> **Written instruction**: From the entries below, copy every line that holds the word "esquema".

> **Data supplied**:

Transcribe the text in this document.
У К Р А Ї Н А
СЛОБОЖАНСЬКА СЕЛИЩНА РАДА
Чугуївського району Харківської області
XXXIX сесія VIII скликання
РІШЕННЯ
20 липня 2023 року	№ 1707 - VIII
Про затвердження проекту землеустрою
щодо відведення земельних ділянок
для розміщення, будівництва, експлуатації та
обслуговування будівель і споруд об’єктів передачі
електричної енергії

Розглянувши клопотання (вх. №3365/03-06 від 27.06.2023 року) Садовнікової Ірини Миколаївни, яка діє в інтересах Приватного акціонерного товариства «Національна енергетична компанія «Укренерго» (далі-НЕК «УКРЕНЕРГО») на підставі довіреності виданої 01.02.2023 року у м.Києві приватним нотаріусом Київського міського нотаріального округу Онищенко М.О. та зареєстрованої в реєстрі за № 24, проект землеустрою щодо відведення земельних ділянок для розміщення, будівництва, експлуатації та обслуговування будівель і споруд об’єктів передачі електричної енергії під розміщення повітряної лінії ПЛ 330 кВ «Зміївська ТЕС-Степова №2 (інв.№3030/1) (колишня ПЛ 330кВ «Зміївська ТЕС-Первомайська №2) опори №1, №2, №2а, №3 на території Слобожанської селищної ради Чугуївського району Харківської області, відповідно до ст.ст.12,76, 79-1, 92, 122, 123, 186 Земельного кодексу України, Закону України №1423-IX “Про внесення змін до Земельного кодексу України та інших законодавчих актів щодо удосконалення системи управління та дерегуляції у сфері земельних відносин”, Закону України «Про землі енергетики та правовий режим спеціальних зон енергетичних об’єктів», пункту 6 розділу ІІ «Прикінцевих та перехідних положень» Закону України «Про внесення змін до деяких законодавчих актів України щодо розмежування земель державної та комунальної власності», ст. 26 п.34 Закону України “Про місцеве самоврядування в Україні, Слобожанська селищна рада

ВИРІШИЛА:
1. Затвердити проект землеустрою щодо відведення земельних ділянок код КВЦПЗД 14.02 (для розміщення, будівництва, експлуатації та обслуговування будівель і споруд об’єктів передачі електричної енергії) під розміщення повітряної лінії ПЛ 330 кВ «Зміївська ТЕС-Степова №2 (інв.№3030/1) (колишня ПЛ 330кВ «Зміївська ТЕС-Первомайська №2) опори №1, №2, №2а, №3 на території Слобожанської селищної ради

--

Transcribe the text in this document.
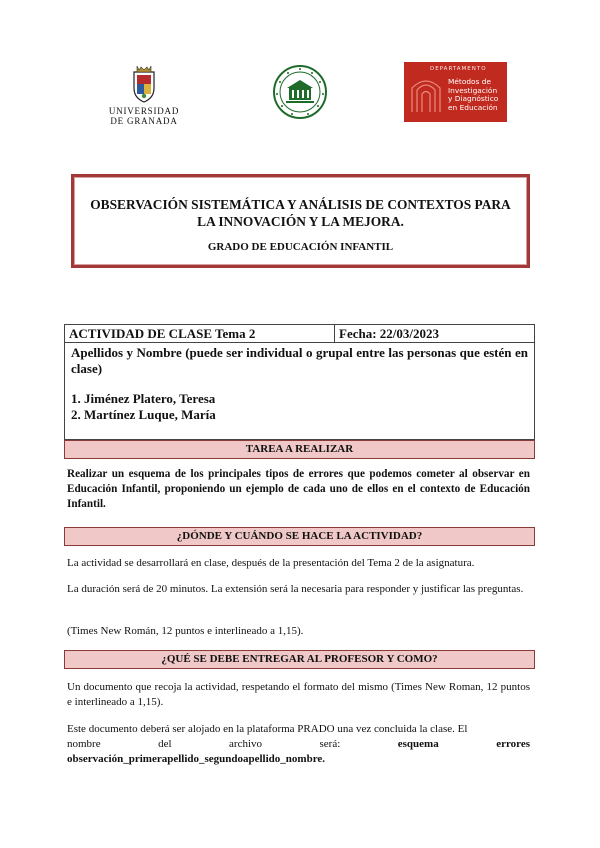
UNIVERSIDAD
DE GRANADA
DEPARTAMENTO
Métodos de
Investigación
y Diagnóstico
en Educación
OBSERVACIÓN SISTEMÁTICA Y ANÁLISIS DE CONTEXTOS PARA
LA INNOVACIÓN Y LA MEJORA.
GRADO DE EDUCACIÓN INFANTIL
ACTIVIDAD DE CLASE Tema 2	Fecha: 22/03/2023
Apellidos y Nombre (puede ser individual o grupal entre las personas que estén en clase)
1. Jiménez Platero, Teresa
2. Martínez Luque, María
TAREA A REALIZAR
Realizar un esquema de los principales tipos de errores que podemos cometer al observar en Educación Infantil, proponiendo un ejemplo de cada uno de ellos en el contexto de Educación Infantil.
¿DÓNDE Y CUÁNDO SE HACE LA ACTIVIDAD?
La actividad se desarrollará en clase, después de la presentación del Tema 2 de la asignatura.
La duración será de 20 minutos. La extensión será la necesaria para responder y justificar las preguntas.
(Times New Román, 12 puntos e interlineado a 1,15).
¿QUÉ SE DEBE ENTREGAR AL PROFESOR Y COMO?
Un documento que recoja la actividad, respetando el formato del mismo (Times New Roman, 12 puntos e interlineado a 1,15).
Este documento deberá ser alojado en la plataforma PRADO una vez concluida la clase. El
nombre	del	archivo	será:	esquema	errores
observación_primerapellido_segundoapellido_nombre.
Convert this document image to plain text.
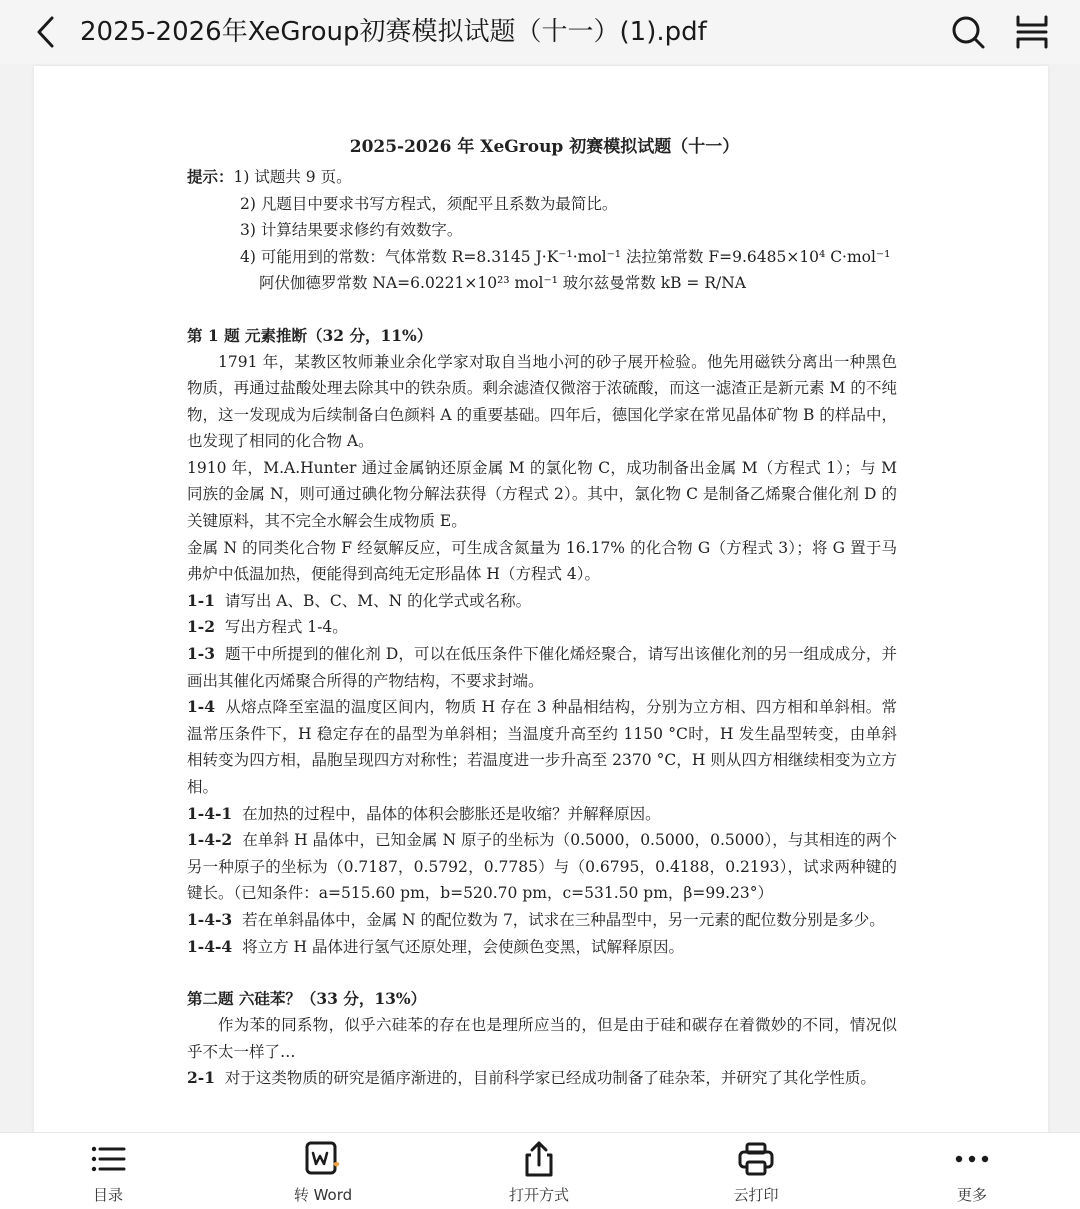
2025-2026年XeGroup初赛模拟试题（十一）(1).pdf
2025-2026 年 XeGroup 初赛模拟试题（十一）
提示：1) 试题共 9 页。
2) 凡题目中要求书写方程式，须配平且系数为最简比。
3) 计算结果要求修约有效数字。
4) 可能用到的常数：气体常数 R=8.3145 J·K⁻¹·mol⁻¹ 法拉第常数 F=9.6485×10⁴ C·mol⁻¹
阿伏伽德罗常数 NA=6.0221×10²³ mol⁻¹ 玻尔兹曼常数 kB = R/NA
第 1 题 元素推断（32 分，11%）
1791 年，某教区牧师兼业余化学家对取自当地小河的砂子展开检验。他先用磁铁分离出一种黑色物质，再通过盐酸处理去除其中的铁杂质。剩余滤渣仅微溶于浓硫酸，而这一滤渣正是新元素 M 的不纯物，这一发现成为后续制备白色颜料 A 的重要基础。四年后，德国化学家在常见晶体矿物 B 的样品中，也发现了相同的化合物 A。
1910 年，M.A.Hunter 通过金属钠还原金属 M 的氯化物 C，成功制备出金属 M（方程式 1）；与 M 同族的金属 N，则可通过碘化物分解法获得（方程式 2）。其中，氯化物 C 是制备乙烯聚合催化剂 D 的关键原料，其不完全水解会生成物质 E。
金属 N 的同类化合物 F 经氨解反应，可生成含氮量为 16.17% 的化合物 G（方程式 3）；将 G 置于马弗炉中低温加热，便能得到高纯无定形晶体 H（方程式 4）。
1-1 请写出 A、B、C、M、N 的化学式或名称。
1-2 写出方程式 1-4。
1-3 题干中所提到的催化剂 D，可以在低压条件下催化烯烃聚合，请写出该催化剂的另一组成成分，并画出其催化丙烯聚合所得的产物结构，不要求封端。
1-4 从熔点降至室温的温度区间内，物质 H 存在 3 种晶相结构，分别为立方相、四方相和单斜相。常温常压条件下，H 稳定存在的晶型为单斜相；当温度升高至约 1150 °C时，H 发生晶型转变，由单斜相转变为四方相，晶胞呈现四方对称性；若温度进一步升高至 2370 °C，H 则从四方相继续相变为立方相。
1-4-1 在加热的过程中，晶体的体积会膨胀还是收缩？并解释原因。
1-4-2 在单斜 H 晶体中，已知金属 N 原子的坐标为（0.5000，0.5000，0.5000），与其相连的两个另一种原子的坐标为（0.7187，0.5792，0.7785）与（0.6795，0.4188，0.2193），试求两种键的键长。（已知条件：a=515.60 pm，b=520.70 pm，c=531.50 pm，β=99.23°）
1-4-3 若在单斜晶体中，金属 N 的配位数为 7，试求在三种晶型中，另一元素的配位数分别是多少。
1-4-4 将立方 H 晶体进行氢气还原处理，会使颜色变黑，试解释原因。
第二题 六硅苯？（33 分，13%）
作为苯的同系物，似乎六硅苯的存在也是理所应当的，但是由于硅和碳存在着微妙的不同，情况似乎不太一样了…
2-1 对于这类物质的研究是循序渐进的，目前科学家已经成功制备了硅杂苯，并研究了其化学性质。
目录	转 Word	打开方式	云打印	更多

> **Expected answer**:
Realizar un esquema de los principales tipos de errores que podemos cometer al observar en Educación Infantil, proponiendo un ejemplo de cada uno de ellos en el contexto de Educación Infantil.
nombre	del	archivo	será:	esquema	errores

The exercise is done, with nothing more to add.